**** Material shown ****

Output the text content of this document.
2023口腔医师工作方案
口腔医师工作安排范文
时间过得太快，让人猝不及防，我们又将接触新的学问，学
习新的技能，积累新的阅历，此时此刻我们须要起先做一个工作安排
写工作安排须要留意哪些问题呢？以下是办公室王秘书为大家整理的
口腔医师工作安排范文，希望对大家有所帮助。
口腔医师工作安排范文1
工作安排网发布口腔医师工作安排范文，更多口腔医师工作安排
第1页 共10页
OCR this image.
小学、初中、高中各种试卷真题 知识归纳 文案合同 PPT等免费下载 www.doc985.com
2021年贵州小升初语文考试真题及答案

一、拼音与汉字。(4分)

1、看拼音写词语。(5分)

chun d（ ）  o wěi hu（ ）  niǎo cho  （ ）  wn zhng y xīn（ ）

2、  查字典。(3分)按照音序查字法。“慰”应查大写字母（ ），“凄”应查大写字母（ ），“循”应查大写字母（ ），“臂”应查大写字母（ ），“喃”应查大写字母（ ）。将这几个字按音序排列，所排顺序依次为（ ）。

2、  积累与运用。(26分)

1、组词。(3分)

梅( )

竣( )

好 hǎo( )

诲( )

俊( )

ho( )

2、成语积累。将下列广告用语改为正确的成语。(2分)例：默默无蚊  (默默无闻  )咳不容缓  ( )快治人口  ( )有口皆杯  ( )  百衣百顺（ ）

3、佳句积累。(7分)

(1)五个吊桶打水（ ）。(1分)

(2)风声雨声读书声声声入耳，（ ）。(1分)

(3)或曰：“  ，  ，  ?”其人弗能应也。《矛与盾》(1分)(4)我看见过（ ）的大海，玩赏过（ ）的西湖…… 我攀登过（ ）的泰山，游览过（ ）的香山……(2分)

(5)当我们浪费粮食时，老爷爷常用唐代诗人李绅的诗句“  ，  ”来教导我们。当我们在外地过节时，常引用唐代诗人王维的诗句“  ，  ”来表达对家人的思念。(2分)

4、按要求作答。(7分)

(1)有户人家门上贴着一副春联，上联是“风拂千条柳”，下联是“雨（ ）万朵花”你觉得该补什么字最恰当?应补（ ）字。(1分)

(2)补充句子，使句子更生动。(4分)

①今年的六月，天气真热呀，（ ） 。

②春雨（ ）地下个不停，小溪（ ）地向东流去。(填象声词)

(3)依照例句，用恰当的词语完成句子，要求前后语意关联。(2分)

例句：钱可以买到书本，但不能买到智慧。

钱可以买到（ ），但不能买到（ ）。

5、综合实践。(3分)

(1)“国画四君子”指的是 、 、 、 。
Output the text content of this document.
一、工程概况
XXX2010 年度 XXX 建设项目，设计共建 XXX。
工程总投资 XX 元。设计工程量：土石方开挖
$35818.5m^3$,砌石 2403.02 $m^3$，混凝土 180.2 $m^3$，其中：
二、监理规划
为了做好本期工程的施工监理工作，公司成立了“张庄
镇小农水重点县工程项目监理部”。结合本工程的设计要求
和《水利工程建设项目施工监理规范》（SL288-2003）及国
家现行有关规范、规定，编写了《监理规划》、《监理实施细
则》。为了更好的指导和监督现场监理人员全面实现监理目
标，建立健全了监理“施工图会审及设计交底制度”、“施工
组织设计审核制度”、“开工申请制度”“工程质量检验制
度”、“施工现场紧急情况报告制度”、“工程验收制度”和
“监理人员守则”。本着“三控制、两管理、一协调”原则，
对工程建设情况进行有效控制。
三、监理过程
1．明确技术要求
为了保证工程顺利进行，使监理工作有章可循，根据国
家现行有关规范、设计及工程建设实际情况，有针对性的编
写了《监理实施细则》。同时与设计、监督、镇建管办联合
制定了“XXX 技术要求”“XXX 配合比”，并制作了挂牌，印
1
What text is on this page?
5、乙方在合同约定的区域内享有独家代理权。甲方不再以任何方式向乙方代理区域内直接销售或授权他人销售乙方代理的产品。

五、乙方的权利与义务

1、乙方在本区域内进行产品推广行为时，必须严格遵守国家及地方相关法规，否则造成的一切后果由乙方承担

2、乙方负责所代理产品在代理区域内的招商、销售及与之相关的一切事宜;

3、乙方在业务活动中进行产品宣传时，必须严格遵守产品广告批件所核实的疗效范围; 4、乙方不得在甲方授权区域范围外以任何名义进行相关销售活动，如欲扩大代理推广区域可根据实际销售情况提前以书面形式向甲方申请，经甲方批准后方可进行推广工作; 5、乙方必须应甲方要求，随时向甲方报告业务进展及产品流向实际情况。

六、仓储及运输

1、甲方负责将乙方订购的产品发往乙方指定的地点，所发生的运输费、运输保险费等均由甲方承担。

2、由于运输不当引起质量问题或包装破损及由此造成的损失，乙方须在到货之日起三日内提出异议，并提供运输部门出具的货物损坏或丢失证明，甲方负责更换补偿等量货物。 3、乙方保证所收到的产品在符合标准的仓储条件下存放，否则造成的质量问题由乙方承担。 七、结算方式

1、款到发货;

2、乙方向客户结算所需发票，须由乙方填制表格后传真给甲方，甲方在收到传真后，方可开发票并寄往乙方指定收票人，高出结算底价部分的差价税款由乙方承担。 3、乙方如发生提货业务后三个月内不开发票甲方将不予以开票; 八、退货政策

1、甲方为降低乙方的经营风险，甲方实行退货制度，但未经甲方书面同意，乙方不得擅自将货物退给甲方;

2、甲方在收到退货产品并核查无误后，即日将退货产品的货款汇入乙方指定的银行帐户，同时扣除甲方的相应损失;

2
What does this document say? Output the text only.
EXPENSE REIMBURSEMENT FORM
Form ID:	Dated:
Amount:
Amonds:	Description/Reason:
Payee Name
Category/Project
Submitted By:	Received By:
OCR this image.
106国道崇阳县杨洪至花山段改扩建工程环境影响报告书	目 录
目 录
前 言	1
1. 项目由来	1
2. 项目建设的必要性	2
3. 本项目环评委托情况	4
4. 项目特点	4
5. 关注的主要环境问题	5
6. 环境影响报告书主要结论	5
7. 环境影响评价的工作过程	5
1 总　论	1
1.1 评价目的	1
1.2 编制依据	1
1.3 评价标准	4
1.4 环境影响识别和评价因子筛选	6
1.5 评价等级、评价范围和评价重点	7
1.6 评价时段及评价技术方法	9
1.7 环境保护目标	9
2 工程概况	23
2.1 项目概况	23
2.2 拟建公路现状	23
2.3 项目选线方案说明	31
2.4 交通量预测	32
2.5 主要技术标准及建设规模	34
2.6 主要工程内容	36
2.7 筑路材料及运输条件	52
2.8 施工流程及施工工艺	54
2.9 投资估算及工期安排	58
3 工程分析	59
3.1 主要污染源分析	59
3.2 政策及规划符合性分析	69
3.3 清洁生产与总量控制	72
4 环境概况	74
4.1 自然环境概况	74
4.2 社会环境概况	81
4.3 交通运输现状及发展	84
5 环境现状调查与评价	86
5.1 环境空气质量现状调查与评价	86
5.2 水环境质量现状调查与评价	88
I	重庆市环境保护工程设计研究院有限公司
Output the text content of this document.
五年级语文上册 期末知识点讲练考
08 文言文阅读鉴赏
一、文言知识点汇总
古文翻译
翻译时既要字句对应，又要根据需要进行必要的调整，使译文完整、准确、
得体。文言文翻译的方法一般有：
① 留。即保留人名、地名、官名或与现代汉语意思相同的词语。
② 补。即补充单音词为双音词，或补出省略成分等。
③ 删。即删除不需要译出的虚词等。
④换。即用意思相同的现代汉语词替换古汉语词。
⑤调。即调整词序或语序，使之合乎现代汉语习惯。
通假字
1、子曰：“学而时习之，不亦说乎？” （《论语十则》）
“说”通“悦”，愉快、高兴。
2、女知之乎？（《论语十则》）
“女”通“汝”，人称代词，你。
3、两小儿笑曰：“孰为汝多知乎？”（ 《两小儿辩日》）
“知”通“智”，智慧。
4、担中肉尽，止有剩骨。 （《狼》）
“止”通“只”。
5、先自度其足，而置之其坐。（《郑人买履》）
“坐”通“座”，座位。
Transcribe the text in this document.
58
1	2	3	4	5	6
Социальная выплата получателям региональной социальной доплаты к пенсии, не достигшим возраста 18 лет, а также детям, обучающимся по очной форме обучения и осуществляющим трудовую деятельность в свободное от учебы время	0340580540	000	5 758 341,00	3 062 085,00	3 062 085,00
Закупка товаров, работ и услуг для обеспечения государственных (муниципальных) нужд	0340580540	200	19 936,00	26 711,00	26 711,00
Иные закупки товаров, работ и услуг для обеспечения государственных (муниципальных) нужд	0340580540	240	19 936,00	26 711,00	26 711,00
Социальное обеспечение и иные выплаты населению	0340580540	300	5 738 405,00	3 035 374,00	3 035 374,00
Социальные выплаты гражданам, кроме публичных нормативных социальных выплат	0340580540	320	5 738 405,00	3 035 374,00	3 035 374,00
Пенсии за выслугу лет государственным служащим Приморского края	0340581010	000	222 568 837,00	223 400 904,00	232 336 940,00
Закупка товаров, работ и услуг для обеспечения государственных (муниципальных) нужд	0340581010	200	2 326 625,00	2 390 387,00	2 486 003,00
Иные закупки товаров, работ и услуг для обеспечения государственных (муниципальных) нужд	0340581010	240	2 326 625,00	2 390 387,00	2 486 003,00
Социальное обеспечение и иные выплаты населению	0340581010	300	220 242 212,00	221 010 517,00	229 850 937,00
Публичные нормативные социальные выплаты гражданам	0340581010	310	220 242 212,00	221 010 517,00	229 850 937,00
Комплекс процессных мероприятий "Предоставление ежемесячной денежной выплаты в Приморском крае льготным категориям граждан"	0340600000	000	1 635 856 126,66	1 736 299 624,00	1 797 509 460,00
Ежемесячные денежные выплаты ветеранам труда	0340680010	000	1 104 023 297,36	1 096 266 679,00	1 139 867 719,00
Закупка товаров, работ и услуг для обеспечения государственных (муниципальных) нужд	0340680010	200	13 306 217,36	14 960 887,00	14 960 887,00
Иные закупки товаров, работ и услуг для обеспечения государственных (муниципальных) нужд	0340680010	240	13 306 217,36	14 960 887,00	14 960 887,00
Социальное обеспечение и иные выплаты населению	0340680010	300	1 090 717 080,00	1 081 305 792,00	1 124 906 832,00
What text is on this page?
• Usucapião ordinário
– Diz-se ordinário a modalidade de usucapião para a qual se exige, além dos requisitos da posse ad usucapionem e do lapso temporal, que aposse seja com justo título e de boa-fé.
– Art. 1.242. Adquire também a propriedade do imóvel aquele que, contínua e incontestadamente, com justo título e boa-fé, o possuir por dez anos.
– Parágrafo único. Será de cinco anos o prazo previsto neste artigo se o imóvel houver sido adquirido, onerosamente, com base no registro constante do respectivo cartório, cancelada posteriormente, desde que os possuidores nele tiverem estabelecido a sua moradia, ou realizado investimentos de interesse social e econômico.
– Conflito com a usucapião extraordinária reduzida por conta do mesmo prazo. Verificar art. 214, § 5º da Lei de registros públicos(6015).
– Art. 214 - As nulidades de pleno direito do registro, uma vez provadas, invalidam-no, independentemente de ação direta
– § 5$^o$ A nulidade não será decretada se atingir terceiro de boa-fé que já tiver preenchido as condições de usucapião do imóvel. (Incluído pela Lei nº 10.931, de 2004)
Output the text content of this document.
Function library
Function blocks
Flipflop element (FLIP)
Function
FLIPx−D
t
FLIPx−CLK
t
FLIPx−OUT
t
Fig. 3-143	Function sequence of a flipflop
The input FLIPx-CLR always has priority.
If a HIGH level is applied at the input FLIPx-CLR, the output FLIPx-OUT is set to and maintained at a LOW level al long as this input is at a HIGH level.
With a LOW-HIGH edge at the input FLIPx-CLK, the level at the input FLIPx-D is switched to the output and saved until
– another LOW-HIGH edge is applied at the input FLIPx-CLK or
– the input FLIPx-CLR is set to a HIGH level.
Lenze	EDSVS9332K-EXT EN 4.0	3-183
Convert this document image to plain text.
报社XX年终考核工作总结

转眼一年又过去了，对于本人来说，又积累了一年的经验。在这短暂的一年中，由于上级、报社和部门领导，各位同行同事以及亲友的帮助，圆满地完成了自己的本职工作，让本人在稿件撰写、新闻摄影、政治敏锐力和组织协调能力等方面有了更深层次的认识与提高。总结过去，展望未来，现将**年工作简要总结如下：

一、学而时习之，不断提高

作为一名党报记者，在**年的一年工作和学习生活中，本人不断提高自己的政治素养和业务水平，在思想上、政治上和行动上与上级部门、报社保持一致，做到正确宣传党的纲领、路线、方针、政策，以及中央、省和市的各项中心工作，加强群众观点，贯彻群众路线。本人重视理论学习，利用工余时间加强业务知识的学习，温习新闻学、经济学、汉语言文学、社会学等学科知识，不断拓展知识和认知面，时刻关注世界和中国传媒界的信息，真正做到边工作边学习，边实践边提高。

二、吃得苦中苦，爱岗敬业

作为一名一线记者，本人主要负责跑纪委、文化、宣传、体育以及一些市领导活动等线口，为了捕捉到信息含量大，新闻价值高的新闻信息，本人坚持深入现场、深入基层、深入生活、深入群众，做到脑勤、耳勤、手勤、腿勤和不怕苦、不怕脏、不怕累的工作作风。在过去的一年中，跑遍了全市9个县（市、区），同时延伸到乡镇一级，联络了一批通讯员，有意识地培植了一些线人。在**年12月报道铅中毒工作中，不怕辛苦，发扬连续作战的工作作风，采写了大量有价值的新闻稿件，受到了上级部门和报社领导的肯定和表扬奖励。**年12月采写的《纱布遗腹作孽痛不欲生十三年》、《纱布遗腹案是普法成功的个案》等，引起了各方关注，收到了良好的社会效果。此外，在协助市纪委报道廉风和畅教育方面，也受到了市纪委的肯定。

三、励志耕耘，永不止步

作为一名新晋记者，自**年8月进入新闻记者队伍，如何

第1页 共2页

****

### What is expected
Give the number of lines in the records that contain the string "Function", and nothing besides.

### Reply
4